(Lines of data)
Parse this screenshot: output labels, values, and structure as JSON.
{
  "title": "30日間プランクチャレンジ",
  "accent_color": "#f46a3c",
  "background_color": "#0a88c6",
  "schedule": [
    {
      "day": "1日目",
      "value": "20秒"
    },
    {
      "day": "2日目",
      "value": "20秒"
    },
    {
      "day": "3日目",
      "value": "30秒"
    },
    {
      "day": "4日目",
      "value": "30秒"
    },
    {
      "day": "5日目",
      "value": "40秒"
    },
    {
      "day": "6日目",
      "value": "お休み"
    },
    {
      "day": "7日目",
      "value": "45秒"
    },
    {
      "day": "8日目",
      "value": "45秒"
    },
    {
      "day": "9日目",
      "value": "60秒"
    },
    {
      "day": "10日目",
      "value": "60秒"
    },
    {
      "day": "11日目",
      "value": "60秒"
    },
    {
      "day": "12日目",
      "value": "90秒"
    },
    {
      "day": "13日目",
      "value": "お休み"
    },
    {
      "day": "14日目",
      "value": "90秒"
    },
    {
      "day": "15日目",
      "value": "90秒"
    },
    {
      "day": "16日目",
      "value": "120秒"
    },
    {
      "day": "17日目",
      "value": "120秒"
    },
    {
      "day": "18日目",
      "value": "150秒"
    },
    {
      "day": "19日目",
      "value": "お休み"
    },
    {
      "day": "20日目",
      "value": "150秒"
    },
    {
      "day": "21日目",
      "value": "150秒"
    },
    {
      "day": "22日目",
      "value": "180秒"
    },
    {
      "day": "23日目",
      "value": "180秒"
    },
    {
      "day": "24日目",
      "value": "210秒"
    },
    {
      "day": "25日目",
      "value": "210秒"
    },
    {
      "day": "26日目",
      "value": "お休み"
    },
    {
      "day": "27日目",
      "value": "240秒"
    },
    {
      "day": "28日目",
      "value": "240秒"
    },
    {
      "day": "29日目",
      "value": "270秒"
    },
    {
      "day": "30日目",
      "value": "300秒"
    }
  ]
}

◆ Exercise details: Transcribe all the entries, keeping each one exactly as it is.

◆ Exercise result:
Parse this screenshot: output labels, values, and structure as JSON.
{
  "title": "30日間プランクチャレンジ",
  "accent_color": "#f46a3c",
  "background_color": "#0a88c6",
  "schedule": [
    {
      "day": "1日目",
      "value": "20秒"
    },
    {
      "day": "2日目",
      "value": "20秒"
    },
    {
      "day": "3日目",
      "value": "30秒"
    },
    {
      "day": "4日目",
      "value": "30秒"
    },
    {
      "day": "5日目",
      "value": "40秒"
    },
    {
      "day": "6日目",
      "value": "お休み"
    },
    {
      "day": "7日目",
      "value": "45秒"
    },
    {
      "day": "8日目",
      "value": "45秒"
    },
    {
      "day": "9日目",
      "value": "60秒"
    },
    {
      "day": "10日目",
      "value": "60秒"
    },
    {
      "day": "11日目",
      "value": "60秒"
    },
    {
      "day": "12日目",
      "value": "90秒"
    },
    {
      "day": "13日目",
      "value": "お休み"
    },
    {
      "day": "14日目",
      "value": "90秒"
    },
    {
      "day": "15日目",
      "value": "90秒"
    },
    {
      "day": "16日目",
      "value": "120秒"
    },
    {
      "day": "17日目",
      "value": "120秒"
    },
    {
      "day": "18日目",
      "value": "150秒"
    },
    {
      "day": "19日目",
      "value": "お休み"
    },
    {
      "day": "20日目",
      "value": "150秒"
    },
    {
      "day": "21日目",
      "value": "150秒"
    },
    {
      "day": "22日目",
      "value": "180秒"
    },
    {
      "day": "23日目",
      "value": "180秒"
    },
    {
      "day": "24日目",
      "value": "210秒"
    },
    {
      "day": "25日目",
      "value": "210秒"
    },
    {
      "day": "26日目",
      "value": "お休み"
    },
    {
      "day": "27日目",
      "value": "240秒"
    },
    {
      "day": "28日目",
      "value": "240秒"
    },
    {
      "day": "29日目",
      "value": "270秒"
    },
    {
      "day": "30日目",
      "value": "300秒"
    }
  ]
}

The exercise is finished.